• **GIVEN RECORDS**:
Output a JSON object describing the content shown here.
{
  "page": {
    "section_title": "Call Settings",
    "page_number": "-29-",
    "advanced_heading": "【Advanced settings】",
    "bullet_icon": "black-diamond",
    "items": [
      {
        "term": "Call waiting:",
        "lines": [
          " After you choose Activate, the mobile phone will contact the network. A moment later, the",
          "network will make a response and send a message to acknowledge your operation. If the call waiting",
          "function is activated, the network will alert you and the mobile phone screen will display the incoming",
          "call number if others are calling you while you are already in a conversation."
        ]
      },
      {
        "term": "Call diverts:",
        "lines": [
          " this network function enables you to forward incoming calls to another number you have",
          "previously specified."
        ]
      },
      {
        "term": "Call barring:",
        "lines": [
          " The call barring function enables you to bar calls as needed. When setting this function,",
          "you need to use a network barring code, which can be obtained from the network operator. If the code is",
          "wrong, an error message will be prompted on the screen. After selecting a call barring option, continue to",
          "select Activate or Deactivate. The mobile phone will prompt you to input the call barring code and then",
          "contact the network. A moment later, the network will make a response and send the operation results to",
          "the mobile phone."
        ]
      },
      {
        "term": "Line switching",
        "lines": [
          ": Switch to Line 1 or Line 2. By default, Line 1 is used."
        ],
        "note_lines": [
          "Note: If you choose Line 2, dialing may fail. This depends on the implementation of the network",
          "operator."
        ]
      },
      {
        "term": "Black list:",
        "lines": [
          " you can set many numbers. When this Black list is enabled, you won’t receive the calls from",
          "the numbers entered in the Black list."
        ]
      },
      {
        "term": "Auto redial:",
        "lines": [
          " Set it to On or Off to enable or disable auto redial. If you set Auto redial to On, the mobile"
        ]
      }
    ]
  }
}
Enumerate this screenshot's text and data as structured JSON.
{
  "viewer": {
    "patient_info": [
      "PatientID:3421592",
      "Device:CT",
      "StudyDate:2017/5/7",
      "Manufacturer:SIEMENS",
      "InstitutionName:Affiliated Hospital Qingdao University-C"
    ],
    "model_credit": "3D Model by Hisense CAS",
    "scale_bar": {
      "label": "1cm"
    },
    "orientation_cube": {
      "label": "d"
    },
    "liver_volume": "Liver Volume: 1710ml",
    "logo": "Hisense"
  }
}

* * *

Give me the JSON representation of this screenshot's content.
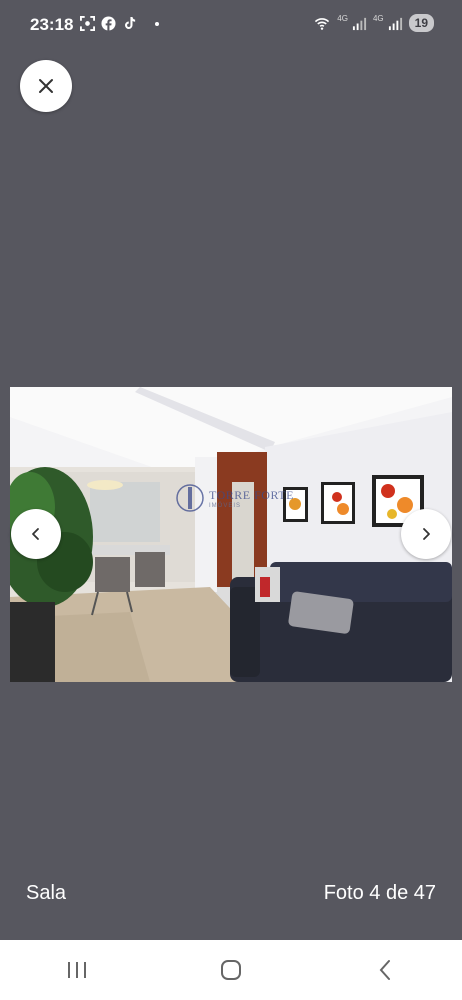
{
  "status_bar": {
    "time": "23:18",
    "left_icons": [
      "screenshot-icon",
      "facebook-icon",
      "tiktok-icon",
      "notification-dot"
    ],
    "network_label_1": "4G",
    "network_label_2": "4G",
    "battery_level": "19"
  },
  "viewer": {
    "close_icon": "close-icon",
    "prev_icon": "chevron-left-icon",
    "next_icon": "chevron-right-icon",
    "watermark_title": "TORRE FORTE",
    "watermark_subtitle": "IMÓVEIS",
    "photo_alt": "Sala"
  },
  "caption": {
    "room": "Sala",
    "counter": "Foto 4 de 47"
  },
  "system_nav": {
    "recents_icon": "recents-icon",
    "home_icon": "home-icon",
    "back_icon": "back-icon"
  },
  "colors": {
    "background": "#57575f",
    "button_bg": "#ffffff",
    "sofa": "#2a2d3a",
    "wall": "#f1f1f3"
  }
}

• **WRITTEN TASK**: Scan the lines for the string "waiting". Copy out each line that matches.

• **EXERCISE RESULT**:
        "term": "Call waiting:",
          "network will make a response and send a message to acknowledge your operation. If the call waiting",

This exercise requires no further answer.